Working data:
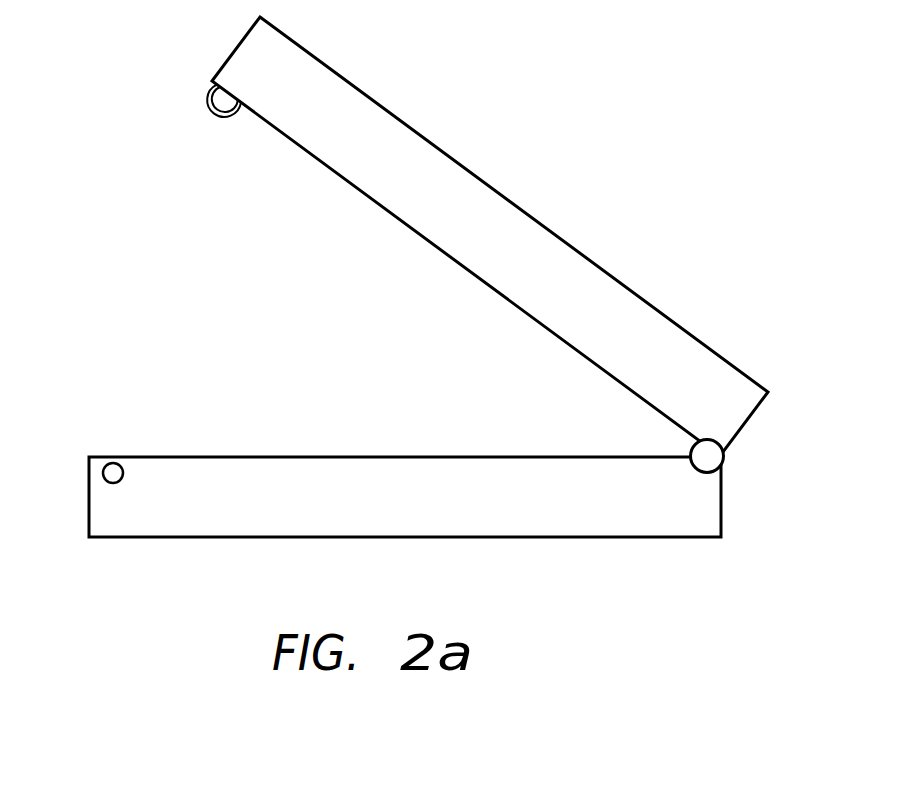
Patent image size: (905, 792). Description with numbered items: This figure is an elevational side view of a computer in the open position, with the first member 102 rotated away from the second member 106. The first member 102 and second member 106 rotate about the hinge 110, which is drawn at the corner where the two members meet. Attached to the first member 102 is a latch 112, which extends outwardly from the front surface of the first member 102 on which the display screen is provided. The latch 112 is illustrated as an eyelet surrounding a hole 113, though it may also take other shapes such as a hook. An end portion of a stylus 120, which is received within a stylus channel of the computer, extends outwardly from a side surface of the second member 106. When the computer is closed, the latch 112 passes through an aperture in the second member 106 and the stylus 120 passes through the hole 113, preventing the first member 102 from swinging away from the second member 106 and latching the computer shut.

The first member 102 is at (417, 157).
The second member 106 is at (380, 515).
The hinge 110 is at (707, 456).
The latch 112 is at (208, 108).
The hole 113 is at (223, 108).
The stylus 120 is at (113, 473).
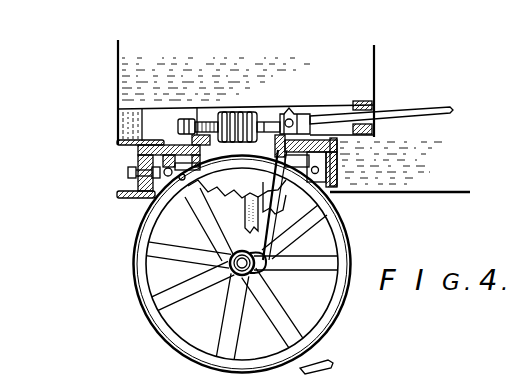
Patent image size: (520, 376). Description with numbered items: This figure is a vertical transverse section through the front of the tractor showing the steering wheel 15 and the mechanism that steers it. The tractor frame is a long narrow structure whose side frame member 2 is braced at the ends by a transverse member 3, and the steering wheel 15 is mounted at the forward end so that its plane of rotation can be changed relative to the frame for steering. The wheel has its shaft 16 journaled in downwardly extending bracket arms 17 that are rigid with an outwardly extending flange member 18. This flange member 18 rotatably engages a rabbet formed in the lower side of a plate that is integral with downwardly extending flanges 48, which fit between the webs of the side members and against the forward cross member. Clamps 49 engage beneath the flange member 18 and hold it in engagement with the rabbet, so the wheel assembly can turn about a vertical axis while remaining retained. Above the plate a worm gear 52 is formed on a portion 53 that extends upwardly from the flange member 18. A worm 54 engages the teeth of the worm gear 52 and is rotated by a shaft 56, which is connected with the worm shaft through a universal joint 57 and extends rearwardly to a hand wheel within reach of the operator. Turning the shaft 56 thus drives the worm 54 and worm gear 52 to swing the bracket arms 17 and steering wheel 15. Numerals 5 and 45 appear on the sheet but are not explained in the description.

The side frame member 2 is at (294, 116).
The transverse member 3 is at (125, 197).
The section line 5- 5 is at (123, 145).
The steering wheel 15 is at (348, 243).
The shaft 16 is at (198, 278).
The bracket arms 17 is at (200, 224).
The flange member 18 is at (182, 140).
The worm 45 is at (252, 112).
The flanges 48 is at (127, 158).
The clamps 49 is at (330, 172).
The worm gear 52 is at (192, 119).
The portion 53 is at (237, 188).
The worm 54 is at (250, 105).
The shaft 56 is at (425, 109).
The universal joint 57 is at (300, 113).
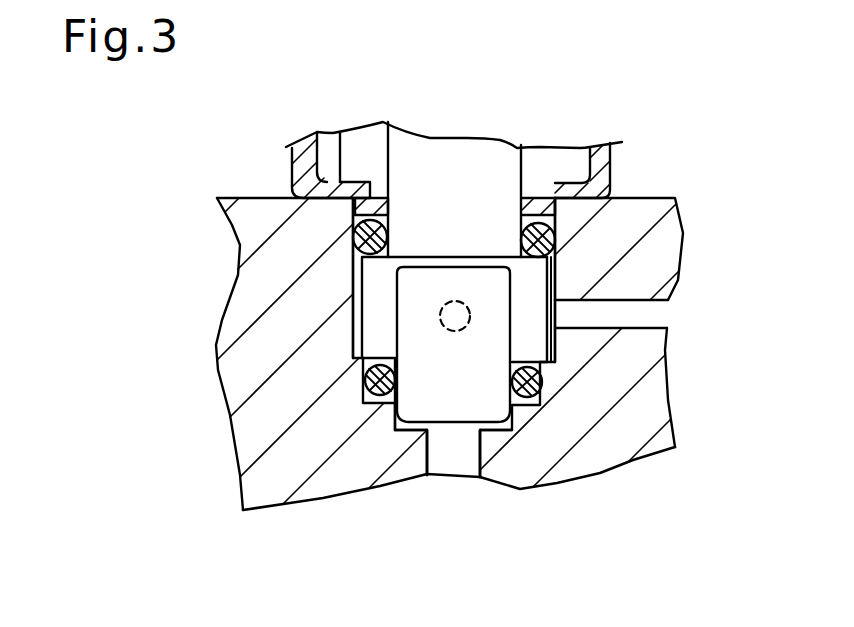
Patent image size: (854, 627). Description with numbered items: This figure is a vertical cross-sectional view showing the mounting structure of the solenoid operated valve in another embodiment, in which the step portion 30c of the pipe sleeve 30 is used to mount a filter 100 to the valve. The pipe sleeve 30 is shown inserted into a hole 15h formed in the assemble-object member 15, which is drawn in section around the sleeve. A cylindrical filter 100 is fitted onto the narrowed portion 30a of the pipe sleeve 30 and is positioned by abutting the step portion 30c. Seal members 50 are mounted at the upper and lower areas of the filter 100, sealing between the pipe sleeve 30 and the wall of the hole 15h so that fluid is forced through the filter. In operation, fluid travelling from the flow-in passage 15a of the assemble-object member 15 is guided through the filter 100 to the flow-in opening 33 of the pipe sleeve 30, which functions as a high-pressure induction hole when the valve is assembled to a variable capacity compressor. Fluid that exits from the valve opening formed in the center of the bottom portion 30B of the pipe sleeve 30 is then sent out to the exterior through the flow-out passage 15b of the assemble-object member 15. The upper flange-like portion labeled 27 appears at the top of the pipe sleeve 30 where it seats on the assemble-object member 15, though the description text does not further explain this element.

The assemble-object member 15 is at (583, 455).
The flow-in passage 15a is at (652, 313).
The flow-out passage 15b is at (437, 455).
The hole 15h is at (372, 268).
The cap 27 is at (612, 162).
The pipe sleeve 30 is at (465, 155).
The narrowed portion 30a is at (535, 352).
The bottom portion 30B is at (457, 427).
The step portion 30c is at (542, 283).
The flow-in opening 33 is at (440, 318).
The seal members 50 is at (368, 224).
The filter 100 is at (548, 342).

What the exercise asks: Turn the lines from the start of the items through the line containing "The stylus 120 is at (113, 473)." into a numbered list, skipping blank lines and leaving out the pictures.

Solution for this task:
1. Patent image size: (905, 792). Description with numbered items: This figure is an elevational side view of a computer in the open position, with the first member 102 rotated away from the second member 106. The first member 102 and second member 106 rotate about the hinge 110, which is drawn at the corner where the two members meet. Attached to the first member 102 is a latch 112, which extends outwardly from the front surface of the first member 102 on which the display screen is provided. The latch 112 is illustrated as an eyelet surrounding a hole 113, though it may also take other shapes such as a hook. An end portion of a stylus 120, which is received within a stylus channel of the computer, extends outwardly from a side surface of the second member 106. When the computer is closed, the latch 112 passes through an aperture in the second member 106 and the stylus 120 passes through the hole 113, preventing the first member 102 from swinging away from the second member 106 and latching the computer shut.
2. The first member 102 is at (417, 157).
3. The second member 106 is at (380, 515).
4. The hinge 110 is at (707, 456).
5. The latch 112 is at (208, 108).
6. The hole 113 is at (223, 108).
7. The stylus 120 is at (113, 473).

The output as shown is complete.